** EXERCISE **
Work out the number of lines with the word "this" in the material below, then reply with that number only.

[Figure collection entries]
####

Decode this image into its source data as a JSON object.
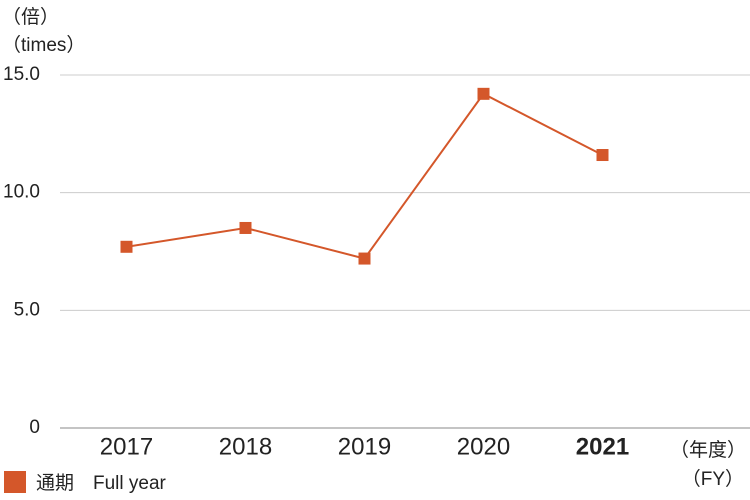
{
  "chart_data": {
    "type": "line",
    "y_unit_labels": [
      "（倍）",
      "（times）"
    ],
    "x_unit_labels": [
      "（年度）",
      "（FY）"
    ],
    "categories": [
      "2017",
      "2018",
      "2019",
      "2020",
      "2021"
    ],
    "series": [
      {
        "name": "通期　Full year",
        "color": "#d4572a",
        "values": [
          7.7,
          8.5,
          7.2,
          14.2,
          11.6
        ]
      }
    ],
    "ylim": [
      0,
      15
    ],
    "yticks": [
      0,
      {
        "value": 5,
        "label": "5.0"
      },
      {
        "value": 10,
        "label": "10.0"
      },
      {
        "value": 15,
        "label": "15.0"
      }
    ],
    "grid": true,
    "legend": "bottom-left"
  }
}
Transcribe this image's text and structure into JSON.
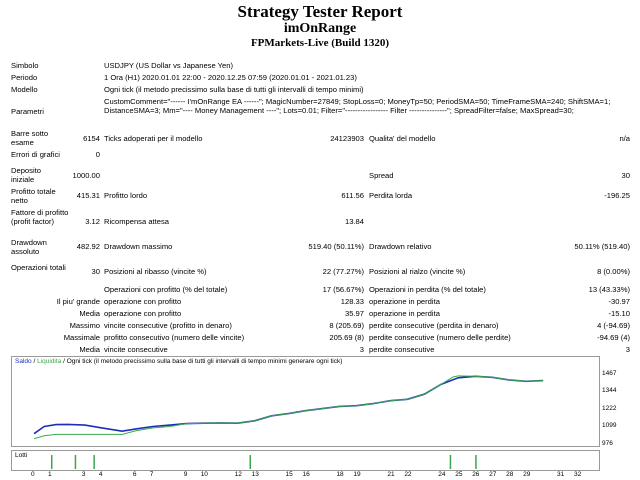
{
  "report": {
    "title": "Strategy Tester Report",
    "ea_name": "imOnRange",
    "broker": "FPMarkets-Live (Build 1320)"
  },
  "info": {
    "symbol_label": "Simbolo",
    "symbol_value": "USDJPY (US Dollar vs Japanese Yen)",
    "period_label": "Periodo",
    "period_value": "1 Ora (H1) 2020.01.01 22:00 - 2020.12.25 07:59 (2020.01.01 - 2021.01.23)",
    "model_label": "Modello",
    "model_value": "Ogni tick (il metodo precissimo sulla base di tutti gli intervalli di tempo minimi)",
    "params_label": "Parametri",
    "params_value": "CustomComment=\"------ I'mOnRange EA ------\"; MagicNumber=27849; StopLoss=0; MoneyTp=50; PeriodSMA=50; TimeFrameSMA=240; ShiftSMA=1; DistanceSMA=3; Mm=\"---- Money Management ----\"; Lots=0.01; Filter=\"----------------- Filter ---------------\"; SpreadFilter=false; MaxSpread=30;"
  },
  "stats": {
    "bars_label": "Barre sotto esame",
    "bars_value": "6154",
    "ticks_label": "Ticks adoperati per il modello",
    "ticks_value": "24123903",
    "quality_label": "Qualita' del modello",
    "quality_value": "n/a",
    "errors_label": "Errori di grafici",
    "errors_value": "0",
    "deposit_label": "Deposito iniziale",
    "deposit_value": "1000.00",
    "spread_label": "Spread",
    "spread_value": "30",
    "net_label": "Profitto totale netto",
    "net_value": "415.31",
    "gross_profit_label": "Profitto lordo",
    "gross_profit_value": "611.56",
    "gross_loss_label": "Perdita lorda",
    "gross_loss_value": "-196.25",
    "pf_label": "Fattore di profitto (profit factor)",
    "pf_value": "3.12",
    "payoff_label": "Ricompensa attesa",
    "payoff_value": "13.84",
    "abs_dd_label": "Drawdown assoluto",
    "abs_dd_value": "482.92",
    "max_dd_label": "Drawdown massimo",
    "max_dd_value": "519.40 (50.11%)",
    "rel_dd_label": "Drawdown relativo",
    "rel_dd_value": "50.11% (519.40)",
    "total_trades_label": "Operazioni totali",
    "total_trades_value": "30",
    "short_label": "Posizioni al ribasso (vincite %)",
    "short_value": "22 (77.27%)",
    "long_label": "Posizioni al rialzo (vincite %)",
    "long_value": "8 (0.00%)",
    "profit_trades_label": "Operazioni con profitto (% del totale)",
    "profit_trades_value": "17 (56.67%)",
    "loss_trades_label": "Operazioni in perdita (% del totale)",
    "loss_trades_value": "13 (43.33%)",
    "largest_label": "Il piu' grande",
    "largest_profit_label": "operazione con profitto",
    "largest_profit_value": "128.33",
    "largest_loss_label": "operazione in perdita",
    "largest_loss_value": "-30.97",
    "average_label": "Media",
    "avg_profit_label": "operazione con profitto",
    "avg_profit_value": "35.97",
    "avg_loss_label": "operazione in perdita",
    "avg_loss_value": "-15.10",
    "maximum_label": "Massimo",
    "max_consec_wins_label": "vincite consecutive (profitto in denaro)",
    "max_consec_wins_value": "8 (205.69)",
    "max_consec_losses_label": "perdite consecutive (perdita in denaro)",
    "max_consec_losses_value": "4 (-94.69)",
    "maximal_label": "Massimale",
    "maximal_profit_label": "profitto consecutivo (numero delle vincite)",
    "maximal_profit_value": "205.69 (8)",
    "maximal_loss_label": "perdite consecutive (numero delle perdite)",
    "maximal_loss_value": "-94.69 (4)",
    "avg_label2": "Media",
    "avg_consec_wins_label": "vincite consecutive",
    "avg_consec_wins_value": "3",
    "avg_consec_losses_label": "perdite consecutive",
    "avg_consec_losses_value": "3"
  },
  "chart_data": {
    "type": "line",
    "legend_text": "Ogni tick (il metodo precissimo sulla base di tutti gli intervalli di tempo minimi generare ogni tick)",
    "legend_items": [
      {
        "name": "Saldo",
        "color": "#1c2fb8"
      },
      {
        "name": "Liquidita",
        "color": "#3aa84a"
      }
    ],
    "series": [
      {
        "name": "Saldo",
        "color": "#1c2fb8",
        "x": [
          0,
          0.6,
          1.3,
          2,
          3,
          4,
          5.2,
          6,
          7,
          8,
          9,
          10,
          11,
          12,
          13,
          14,
          15,
          16,
          17,
          18,
          19,
          20,
          21,
          22,
          23,
          24,
          25,
          26,
          27,
          28,
          29,
          30
        ],
        "y": [
          1055,
          1105,
          1118,
          1120,
          1115,
          1095,
          1072,
          1088,
          1105,
          1115,
          1125,
          1128,
          1130,
          1128,
          1145,
          1180,
          1195,
          1215,
          1230,
          1245,
          1250,
          1265,
          1285,
          1295,
          1330,
          1400,
          1445,
          1455,
          1448,
          1430,
          1420,
          1425
        ]
      },
      {
        "name": "Liquidita",
        "color": "#3aa84a",
        "x": [
          0,
          0.6,
          1.3,
          3,
          4,
          5.2,
          6,
          7,
          8,
          9,
          10,
          11,
          12,
          13,
          14,
          15,
          16,
          17,
          18,
          19,
          20,
          21,
          22,
          23,
          24,
          24.7,
          25,
          26,
          27,
          28,
          29,
          30
        ],
        "y": [
          1020,
          1040,
          1050,
          1050,
          1050,
          1050,
          1075,
          1095,
          1105,
          1125,
          1128,
          1130,
          1128,
          1145,
          1180,
          1195,
          1215,
          1230,
          1245,
          1250,
          1265,
          1285,
          1295,
          1330,
          1400,
          1450,
          1458,
          1455,
          1448,
          1430,
          1420,
          1425
        ]
      }
    ],
    "ylim": [
      976,
      1520
    ],
    "yticks": [
      976,
      1099,
      1222,
      1344,
      1467
    ],
    "xlim": [
      0,
      32
    ],
    "xticks": [
      0,
      1,
      3,
      4,
      6,
      7,
      9,
      10,
      12,
      13,
      15,
      16,
      18,
      19,
      21,
      22,
      24,
      25,
      26,
      27,
      28,
      29,
      31,
      32
    ],
    "lots_label": "Lotti",
    "lots_positions": [
      1,
      2.4,
      3.5,
      12.7,
      24.5,
      26
    ]
  }
}
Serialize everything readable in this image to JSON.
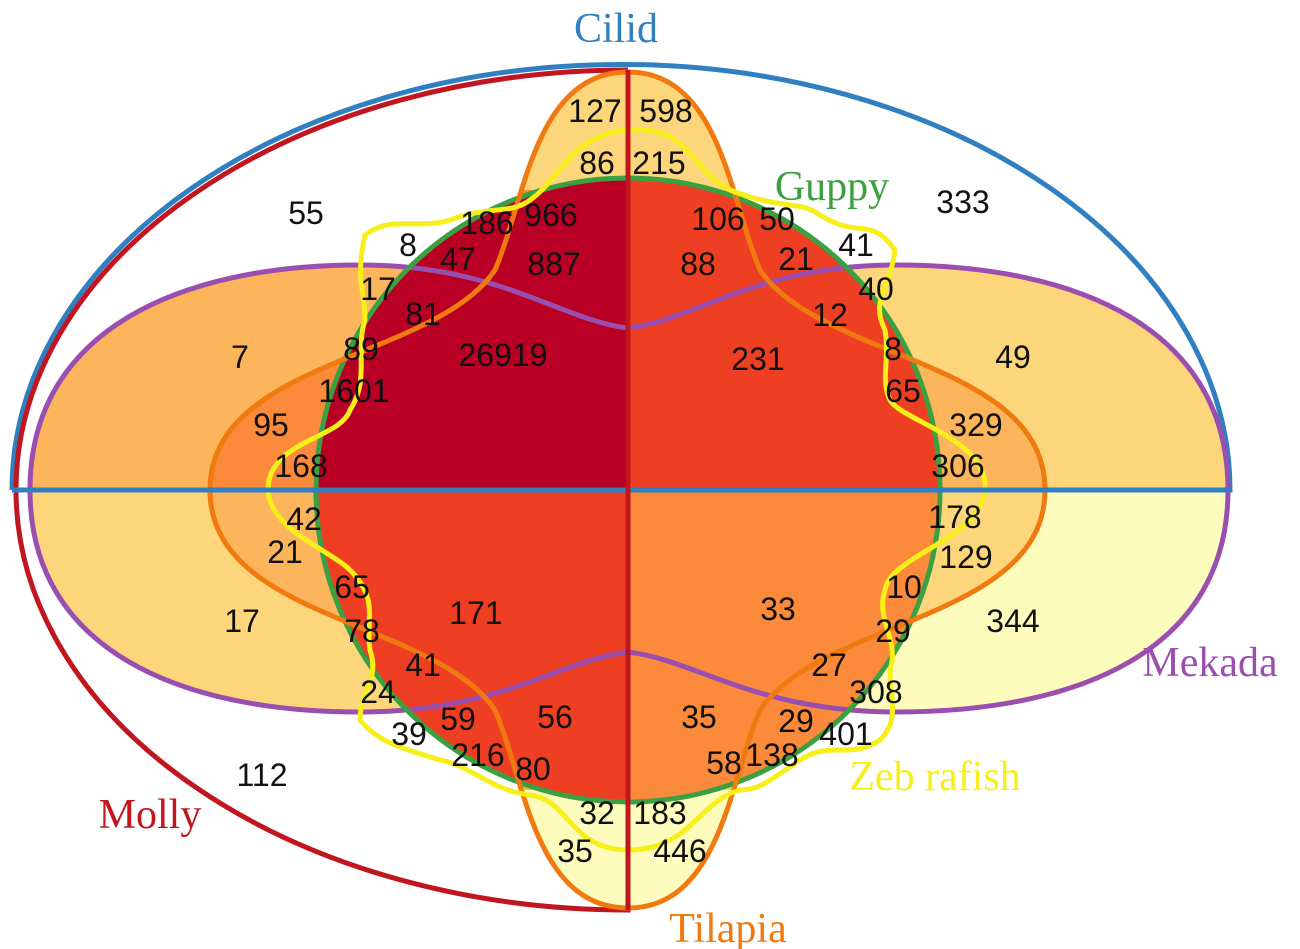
{
  "diagram": {
    "type": "venn",
    "sets": [
      {
        "id": "cilid",
        "label": "Cilid",
        "color": "#2f7fc1"
      },
      {
        "id": "molly",
        "label": "Molly",
        "color": "#c1161f"
      },
      {
        "id": "guppy",
        "label": "Guppy",
        "color": "#3aa042"
      },
      {
        "id": "mekada",
        "label": "Mekada",
        "color": "#9a4fb0"
      },
      {
        "id": "tilapia",
        "label": "Tilapia",
        "color": "#f07a10"
      },
      {
        "id": "zebrafish",
        "label": "Zeb rafish",
        "color": "#f6ef1a"
      }
    ],
    "region_colors": [
      "#b90024",
      "#ef3f22",
      "#fb8a3a",
      "#fcb55a",
      "#fdd67c",
      "#fefcbc"
    ],
    "values": [
      "127",
      "598",
      "86",
      "215",
      "966",
      "186",
      "106",
      "50",
      "41",
      "333",
      "55",
      "8",
      "47",
      "887",
      "88",
      "21",
      "17",
      "40",
      "81",
      "12",
      "89",
      "26919",
      "231",
      "8",
      "7",
      "49",
      "1601",
      "65",
      "95",
      "329",
      "168",
      "306",
      "42",
      "178",
      "21",
      "129",
      "65",
      "10",
      "17",
      "171",
      "33",
      "344",
      "78",
      "29",
      "41",
      "27",
      "24",
      "308",
      "59",
      "56",
      "35",
      "29",
      "39",
      "401",
      "216",
      "80",
      "58",
      "138",
      "112",
      "32",
      "183",
      "35",
      "446"
    ]
  }
}
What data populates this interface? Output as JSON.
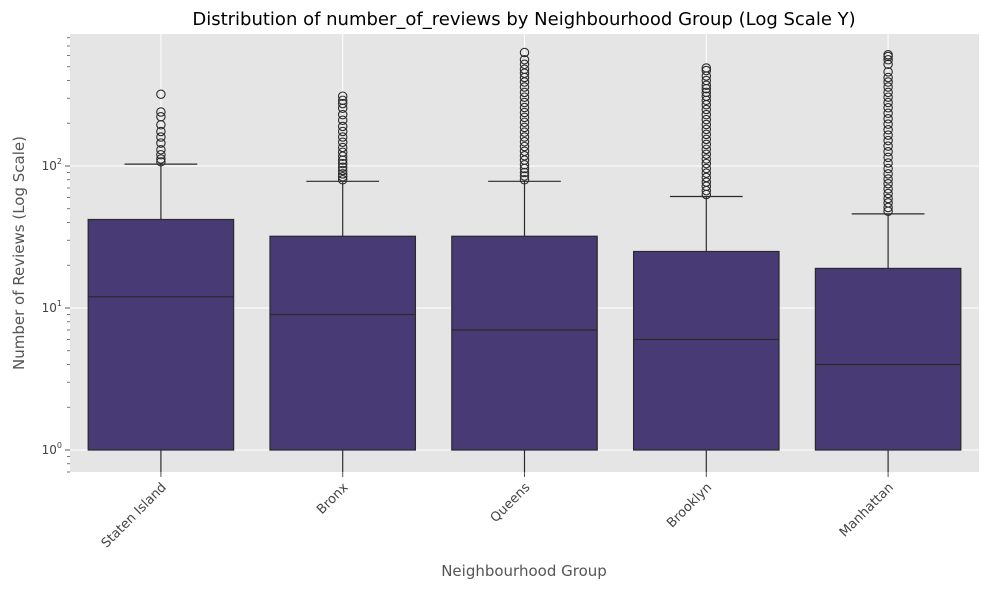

####

** RESPONSE BELOW **
4